##### SOURCE EXCERPT

Saffron Seduction III – Coffee Consciousness VI

I usually like my coffee black, be it a good American brew or Italian espresso. I understand the appeal of massively large thermal cups with some sort of warm concoction with coffee hidden away somewhere, but it’s hard for me to really consider it coffee. For me it’s coffee like coffee cake is coffee. Something related and even enjoyable, but not the same.

I do make exceptions when a spice or some other flavoring that sparked colonial expansion, pirates, or just very long journeys on camels or wooden sailing ships. Chocolate, cinnamon, nutmeg and similar concoctions are permitted, because they are part of the same tradition.
There is one spice that still commands the same astronomical prices per gram as it did at the height of the spice rush that sent Christopher Columbus sailing. Saffron. Real saffron, especially that from places like the Navelli high plain just outside L’Aquila, is quoted at over 2500 a kilo this year (about 4000$ a kilo. That’s about 25 euros (40$) per paper clip in weight. Fortunately, you don’t need that much of the little red threads to taste it. And, unlike other costly products from flowers, it’s safe and legal.

##########
##### RECORD SET

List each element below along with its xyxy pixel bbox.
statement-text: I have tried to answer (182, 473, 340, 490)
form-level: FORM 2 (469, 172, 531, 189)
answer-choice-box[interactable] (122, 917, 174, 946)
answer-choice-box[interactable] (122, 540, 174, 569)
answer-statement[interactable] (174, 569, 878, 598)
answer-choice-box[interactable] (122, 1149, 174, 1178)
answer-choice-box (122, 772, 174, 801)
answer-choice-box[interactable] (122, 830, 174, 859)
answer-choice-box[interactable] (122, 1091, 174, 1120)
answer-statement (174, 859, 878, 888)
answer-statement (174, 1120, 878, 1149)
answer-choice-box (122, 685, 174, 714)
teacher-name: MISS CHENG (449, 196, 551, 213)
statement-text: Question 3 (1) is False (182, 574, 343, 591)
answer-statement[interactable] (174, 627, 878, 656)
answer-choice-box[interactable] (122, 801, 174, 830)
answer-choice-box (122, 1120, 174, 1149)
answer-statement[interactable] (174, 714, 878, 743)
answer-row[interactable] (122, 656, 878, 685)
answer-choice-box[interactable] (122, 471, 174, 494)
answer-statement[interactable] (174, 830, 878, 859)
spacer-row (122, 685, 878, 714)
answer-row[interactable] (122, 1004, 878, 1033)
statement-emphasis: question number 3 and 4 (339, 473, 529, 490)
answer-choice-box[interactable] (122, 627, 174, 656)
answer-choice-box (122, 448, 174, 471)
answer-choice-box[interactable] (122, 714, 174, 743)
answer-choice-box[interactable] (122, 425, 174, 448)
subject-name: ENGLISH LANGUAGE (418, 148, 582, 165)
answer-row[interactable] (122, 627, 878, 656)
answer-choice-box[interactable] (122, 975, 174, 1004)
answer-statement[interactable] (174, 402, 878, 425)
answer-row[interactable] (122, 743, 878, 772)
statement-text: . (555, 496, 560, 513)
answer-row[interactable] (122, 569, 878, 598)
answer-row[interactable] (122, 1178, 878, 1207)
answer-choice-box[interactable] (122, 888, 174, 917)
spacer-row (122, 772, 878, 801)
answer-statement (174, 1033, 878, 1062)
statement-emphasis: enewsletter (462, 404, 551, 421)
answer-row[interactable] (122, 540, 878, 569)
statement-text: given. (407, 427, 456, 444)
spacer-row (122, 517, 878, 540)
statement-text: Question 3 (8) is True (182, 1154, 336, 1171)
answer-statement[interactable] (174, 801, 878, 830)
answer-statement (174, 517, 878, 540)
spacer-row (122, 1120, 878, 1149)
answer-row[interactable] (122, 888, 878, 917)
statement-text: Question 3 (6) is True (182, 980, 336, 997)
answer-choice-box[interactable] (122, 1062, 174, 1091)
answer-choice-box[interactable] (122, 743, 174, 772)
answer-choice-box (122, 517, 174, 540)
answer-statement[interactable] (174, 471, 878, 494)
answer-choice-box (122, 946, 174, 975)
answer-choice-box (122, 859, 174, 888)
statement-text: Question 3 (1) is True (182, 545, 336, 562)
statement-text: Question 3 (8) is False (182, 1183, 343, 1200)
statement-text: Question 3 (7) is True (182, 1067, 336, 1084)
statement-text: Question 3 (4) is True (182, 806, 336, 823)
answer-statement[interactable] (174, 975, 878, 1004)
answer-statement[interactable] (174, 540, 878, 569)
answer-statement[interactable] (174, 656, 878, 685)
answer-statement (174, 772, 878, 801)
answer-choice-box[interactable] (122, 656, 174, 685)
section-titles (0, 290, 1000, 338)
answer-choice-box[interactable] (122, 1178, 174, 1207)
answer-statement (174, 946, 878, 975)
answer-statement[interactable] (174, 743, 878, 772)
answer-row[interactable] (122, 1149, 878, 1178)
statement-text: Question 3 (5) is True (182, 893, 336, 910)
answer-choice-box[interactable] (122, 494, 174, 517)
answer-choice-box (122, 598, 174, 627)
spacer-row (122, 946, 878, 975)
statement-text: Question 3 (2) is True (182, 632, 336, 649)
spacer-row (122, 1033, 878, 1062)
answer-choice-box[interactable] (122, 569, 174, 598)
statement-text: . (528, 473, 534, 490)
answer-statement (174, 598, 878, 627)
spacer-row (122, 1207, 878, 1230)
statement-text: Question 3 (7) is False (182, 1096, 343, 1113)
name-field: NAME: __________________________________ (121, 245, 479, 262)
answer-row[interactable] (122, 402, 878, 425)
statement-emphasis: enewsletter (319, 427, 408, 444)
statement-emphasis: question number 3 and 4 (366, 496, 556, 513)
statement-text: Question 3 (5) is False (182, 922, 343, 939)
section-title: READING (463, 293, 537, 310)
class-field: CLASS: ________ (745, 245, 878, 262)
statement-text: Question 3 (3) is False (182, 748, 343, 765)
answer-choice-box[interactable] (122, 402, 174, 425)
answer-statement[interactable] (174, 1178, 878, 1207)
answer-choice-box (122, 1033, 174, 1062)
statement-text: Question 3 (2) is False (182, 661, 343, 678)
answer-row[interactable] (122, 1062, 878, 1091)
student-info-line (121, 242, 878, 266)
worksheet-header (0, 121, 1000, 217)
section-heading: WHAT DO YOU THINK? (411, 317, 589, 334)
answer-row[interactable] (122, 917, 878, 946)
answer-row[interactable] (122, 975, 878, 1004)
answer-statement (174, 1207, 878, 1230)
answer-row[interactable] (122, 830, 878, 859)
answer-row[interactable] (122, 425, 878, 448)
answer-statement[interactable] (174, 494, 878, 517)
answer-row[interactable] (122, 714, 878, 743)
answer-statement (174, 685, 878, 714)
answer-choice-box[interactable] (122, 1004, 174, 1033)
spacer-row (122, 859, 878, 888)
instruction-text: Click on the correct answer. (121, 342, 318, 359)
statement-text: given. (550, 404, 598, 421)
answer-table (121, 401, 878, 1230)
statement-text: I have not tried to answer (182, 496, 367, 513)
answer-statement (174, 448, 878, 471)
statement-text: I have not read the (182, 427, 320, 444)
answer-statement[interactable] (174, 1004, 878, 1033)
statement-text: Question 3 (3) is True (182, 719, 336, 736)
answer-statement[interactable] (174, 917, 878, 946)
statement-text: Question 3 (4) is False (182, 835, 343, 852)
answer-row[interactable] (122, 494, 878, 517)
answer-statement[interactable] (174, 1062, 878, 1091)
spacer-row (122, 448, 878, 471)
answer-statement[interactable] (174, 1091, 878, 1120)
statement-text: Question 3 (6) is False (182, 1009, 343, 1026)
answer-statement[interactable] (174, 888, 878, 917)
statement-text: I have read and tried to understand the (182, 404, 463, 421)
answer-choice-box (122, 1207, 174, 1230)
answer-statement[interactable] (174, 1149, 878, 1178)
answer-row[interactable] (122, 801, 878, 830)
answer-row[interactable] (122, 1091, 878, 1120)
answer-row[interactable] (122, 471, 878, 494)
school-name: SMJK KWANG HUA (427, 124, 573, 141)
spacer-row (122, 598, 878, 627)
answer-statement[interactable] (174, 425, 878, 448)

##########

PROBLEM ::
Answer these questions from the saffron and coffee text above:
1. How does the writer usually take coffee?
2. Which three flavorings does the writer list as permitted exceptions?
3. Which high plain outside L'Aquila is named as a source of real saffron?

THE REPLY ::
1. Black.
2. Chocolate, cinnamon and nutmeg.
3. The Navelli high plain.